A block of data:
>>>>
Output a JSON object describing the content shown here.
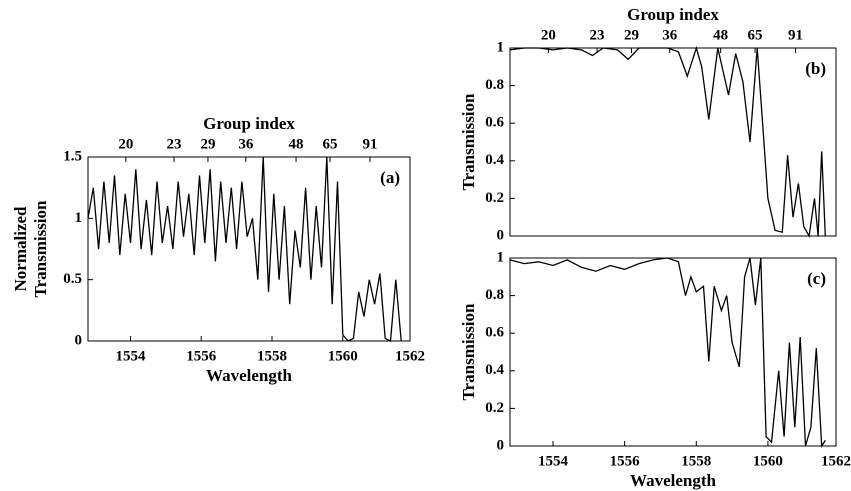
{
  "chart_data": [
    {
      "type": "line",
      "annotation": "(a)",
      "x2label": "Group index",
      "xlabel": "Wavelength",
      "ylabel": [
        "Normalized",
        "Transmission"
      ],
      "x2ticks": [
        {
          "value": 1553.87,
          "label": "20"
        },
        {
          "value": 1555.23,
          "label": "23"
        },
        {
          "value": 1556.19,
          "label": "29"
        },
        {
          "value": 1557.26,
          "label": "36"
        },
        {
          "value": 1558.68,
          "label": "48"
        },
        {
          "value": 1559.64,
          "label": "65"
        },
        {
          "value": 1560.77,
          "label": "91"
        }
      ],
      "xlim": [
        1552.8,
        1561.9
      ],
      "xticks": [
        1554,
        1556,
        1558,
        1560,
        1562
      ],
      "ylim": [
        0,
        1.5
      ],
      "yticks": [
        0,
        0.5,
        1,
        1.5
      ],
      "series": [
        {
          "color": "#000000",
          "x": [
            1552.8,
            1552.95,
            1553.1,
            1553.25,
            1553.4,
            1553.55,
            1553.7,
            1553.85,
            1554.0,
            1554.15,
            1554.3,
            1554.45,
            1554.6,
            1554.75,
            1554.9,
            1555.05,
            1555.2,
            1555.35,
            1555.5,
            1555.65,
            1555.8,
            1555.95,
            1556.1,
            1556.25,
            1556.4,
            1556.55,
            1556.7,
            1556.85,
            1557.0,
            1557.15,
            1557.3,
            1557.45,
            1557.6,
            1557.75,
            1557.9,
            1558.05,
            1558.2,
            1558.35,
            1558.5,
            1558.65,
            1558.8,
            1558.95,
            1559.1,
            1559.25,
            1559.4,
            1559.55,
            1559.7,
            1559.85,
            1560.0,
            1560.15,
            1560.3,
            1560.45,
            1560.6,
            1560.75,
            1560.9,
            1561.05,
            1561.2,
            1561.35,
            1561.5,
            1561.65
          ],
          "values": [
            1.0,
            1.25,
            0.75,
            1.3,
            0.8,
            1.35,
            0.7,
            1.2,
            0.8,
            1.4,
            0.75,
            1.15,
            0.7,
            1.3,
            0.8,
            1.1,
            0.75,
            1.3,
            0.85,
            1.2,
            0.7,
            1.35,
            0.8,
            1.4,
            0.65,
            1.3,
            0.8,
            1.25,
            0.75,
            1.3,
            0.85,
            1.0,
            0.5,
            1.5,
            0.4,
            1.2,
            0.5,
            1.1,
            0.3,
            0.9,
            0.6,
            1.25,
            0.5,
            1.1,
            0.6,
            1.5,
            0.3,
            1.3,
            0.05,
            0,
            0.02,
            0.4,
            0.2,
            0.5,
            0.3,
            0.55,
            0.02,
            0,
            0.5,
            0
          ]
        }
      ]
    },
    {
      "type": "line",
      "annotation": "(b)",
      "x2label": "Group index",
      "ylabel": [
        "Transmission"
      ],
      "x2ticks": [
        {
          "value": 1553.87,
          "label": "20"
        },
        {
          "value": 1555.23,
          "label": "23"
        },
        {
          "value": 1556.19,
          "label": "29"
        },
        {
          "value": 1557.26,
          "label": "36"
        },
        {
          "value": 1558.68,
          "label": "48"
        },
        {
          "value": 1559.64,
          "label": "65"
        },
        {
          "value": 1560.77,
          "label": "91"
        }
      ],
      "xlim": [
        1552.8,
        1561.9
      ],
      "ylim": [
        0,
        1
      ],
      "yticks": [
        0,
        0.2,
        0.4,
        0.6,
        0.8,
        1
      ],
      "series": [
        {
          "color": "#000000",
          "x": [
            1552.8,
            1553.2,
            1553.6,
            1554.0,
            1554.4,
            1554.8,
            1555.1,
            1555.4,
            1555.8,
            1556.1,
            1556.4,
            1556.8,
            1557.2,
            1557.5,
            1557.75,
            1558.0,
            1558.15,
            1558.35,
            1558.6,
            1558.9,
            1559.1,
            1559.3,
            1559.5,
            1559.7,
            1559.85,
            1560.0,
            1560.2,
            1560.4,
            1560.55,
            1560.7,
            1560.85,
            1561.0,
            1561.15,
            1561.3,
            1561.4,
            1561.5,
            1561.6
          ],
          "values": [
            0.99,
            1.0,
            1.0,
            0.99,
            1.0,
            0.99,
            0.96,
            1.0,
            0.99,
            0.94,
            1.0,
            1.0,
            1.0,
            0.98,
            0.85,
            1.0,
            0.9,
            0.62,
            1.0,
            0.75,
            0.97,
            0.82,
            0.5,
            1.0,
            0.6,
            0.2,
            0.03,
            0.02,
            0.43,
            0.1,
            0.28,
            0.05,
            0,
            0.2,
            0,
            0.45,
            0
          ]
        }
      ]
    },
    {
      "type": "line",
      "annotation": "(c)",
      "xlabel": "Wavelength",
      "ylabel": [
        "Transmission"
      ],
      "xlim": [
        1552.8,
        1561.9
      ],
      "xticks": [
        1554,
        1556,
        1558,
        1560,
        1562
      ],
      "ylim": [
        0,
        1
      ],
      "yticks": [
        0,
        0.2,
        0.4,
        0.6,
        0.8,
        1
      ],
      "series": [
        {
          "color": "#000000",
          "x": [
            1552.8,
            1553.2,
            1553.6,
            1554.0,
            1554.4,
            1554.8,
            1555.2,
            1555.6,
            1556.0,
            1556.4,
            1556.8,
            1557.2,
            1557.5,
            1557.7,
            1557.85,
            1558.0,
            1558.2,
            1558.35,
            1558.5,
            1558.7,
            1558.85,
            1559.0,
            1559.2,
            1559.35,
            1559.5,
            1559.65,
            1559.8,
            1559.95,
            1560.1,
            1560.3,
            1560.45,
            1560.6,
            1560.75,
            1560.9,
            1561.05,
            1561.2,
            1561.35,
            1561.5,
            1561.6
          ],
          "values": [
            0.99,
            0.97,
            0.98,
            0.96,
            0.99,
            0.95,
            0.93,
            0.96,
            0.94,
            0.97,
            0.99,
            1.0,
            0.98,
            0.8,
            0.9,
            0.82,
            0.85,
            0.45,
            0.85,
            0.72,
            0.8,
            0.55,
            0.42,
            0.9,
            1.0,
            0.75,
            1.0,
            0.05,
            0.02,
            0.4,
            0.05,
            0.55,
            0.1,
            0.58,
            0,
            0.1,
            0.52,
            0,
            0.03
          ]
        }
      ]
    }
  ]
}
<<<<
>>>>
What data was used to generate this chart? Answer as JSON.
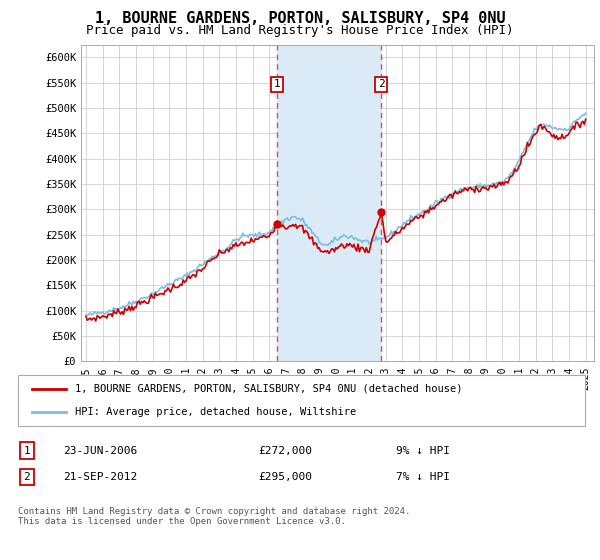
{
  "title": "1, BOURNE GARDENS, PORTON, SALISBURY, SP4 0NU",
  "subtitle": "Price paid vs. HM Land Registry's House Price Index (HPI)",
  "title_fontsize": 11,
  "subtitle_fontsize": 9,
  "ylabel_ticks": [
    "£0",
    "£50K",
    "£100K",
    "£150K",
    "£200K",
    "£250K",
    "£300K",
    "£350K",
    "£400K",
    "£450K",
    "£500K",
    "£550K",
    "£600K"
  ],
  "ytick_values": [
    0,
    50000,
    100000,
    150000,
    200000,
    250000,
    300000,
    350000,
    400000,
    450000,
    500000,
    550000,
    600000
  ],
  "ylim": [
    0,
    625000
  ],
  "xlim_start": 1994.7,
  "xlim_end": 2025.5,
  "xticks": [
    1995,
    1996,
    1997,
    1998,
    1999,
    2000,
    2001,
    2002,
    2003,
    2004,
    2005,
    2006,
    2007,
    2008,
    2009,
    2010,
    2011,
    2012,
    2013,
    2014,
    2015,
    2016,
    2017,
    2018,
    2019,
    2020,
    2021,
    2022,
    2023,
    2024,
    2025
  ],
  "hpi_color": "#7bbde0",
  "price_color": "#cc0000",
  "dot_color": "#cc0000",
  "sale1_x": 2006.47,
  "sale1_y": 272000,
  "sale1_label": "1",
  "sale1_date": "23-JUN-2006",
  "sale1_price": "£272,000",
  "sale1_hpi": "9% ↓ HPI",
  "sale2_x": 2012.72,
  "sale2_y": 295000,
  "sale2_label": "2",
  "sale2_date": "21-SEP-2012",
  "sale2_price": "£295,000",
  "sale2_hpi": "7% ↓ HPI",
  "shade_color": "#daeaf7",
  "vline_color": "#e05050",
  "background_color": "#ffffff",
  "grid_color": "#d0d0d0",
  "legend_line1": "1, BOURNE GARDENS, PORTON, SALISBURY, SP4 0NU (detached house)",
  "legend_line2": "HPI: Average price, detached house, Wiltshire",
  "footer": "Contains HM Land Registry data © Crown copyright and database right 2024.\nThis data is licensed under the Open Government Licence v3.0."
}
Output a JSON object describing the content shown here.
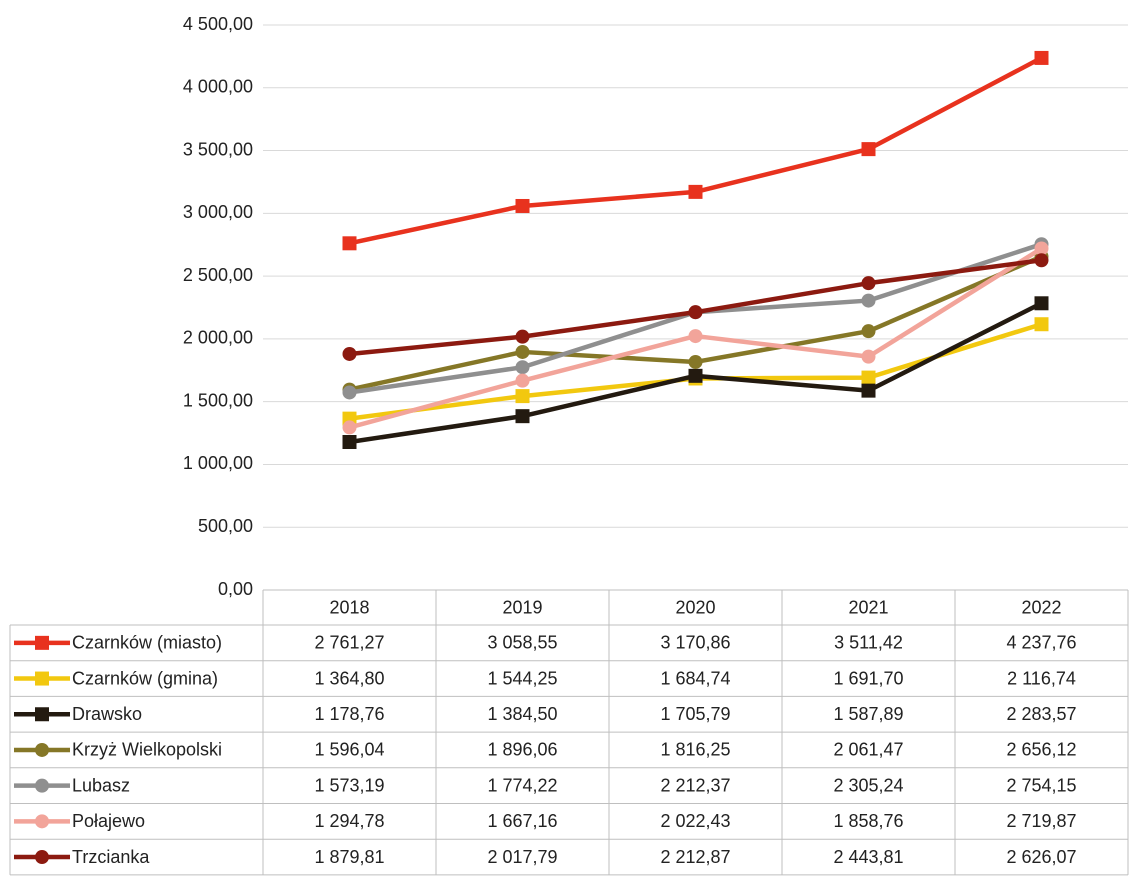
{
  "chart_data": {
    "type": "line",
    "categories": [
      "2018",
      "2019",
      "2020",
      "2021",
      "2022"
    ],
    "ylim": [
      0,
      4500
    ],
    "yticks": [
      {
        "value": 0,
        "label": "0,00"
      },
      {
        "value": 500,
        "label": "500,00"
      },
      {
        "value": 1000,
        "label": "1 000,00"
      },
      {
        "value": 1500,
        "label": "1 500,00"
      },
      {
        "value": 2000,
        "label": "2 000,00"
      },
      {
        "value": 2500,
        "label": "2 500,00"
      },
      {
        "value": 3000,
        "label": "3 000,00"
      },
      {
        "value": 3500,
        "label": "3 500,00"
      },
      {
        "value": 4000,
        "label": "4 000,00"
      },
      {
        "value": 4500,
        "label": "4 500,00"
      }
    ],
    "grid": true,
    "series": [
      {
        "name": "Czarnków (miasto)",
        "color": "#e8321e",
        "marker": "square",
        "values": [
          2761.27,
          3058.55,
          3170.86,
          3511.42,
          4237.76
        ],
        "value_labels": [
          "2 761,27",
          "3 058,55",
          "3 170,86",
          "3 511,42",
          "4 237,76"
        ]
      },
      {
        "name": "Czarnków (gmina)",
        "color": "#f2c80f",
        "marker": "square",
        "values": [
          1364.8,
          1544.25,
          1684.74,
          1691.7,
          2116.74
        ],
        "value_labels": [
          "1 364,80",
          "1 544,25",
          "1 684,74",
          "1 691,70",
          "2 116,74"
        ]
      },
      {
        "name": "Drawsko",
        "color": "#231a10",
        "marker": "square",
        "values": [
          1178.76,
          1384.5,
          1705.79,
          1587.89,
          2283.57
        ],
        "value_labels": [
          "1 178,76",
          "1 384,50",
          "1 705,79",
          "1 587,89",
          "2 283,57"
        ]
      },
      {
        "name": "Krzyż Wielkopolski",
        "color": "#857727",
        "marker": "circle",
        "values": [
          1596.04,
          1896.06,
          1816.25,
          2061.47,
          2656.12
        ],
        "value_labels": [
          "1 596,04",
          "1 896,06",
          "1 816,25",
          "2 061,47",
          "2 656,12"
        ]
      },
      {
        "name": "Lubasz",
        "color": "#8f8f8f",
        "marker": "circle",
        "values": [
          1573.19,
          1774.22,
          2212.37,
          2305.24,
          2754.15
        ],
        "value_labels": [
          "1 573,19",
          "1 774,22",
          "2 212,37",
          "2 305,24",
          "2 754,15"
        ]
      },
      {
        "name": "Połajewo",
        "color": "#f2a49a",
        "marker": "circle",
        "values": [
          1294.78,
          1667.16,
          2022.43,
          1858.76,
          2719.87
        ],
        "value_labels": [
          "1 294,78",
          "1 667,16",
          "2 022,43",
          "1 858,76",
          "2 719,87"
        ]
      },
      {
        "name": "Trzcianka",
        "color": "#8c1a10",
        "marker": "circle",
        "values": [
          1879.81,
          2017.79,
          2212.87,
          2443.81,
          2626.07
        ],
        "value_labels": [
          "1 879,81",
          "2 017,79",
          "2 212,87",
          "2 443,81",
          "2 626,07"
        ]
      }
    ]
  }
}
<<<<
Set task
Within the records, how many lines include "GARDENS"? The answer is the number and nothing else.

Problem solution
2